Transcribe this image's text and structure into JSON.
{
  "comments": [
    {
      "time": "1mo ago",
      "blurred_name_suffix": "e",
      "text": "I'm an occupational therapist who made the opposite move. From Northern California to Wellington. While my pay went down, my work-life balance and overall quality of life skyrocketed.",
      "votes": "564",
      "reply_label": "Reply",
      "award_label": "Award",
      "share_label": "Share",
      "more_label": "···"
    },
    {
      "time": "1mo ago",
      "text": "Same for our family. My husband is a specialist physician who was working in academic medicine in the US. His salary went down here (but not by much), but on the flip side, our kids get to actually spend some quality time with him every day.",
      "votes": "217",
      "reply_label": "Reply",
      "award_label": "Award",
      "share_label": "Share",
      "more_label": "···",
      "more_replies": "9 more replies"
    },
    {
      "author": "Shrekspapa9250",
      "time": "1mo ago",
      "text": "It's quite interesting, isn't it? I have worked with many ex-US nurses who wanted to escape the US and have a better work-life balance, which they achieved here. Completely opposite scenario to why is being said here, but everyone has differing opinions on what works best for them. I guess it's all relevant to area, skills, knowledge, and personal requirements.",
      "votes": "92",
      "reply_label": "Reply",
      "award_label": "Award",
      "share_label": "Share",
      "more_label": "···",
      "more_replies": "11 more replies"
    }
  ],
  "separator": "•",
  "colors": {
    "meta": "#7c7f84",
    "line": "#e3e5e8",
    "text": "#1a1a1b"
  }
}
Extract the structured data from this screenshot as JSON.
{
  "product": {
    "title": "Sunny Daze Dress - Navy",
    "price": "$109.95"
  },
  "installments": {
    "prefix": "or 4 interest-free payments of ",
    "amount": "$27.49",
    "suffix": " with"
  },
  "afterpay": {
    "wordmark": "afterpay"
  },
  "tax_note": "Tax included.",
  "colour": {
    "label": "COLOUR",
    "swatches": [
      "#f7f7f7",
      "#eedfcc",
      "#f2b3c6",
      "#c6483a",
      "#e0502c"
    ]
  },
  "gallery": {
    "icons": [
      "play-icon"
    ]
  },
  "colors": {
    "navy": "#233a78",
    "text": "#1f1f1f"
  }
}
========
Exercise task |
Copy out the material above in its entirety. Every detail must match.

Exercise output |
Transcribe this image's text and structure into JSON.
{
  "comments": [
    {
      "time": "1mo ago",
      "blurred_name_suffix": "e",
      "text": "I'm an occupational therapist who made the opposite move. From Northern California to Wellington. While my pay went down, my work-life balance and overall quality of life skyrocketed.",
      "votes": "564",
      "reply_label": "Reply",
      "award_label": "Award",
      "share_label": "Share",
      "more_label": "···"
    },
    {
      "time": "1mo ago",
      "text": "Same for our family. My husband is a specialist physician who was working in academic medicine in the US. His salary went down here (but not by much), but on the flip side, our kids get to actually spend some quality time with him every day.",
      "votes": "217",
      "reply_label": "Reply",
      "award_label": "Award",
      "share_label": "Share",
      "more_label": "···",
      "more_replies": "9 more replies"
    },
    {
      "author": "Shrekspapa9250",
      "time": "1mo ago",
      "text": "It's quite interesting, isn't it? I have worked with many ex-US nurses who wanted to escape the US and have a better work-life balance, which they achieved here. Completely opposite scenario to why is being said here, but everyone has differing opinions on what works best for them. I guess it's all relevant to area, skills, knowledge, and personal requirements.",
      "votes": "92",
      "reply_label": "Reply",
      "award_label": "Award",
      "share_label": "Share",
      "more_label": "···",
      "more_replies": "11 more replies"
    }
  ],
  "separator": "•",
  "colors": {
    "meta": "#7c7f84",
    "line": "#e3e5e8",
    "text": "#1a1a1b"
  }
}
Extract the structured data from this screenshot as JSON.
{
  "product": {
    "title": "Sunny Daze Dress - Navy",
    "price": "$109.95"
  },
  "installments": {
    "prefix": "or 4 interest-free payments of ",
    "amount": "$27.49",
    "suffix": " with"
  },
  "afterpay": {
    "wordmark": "afterpay"
  },
  "tax_note": "Tax included.",
  "colour": {
    "label": "COLOUR",
    "swatches": [
      "#f7f7f7",
      "#eedfcc",
      "#f2b3c6",
      "#c6483a",
      "#e0502c"
    ]
  },
  "gallery": {
    "icons": [
      "play-icon"
    ]
  },
  "colors": {
    "navy": "#233a78",
    "text": "#1f1f1f"
  }
}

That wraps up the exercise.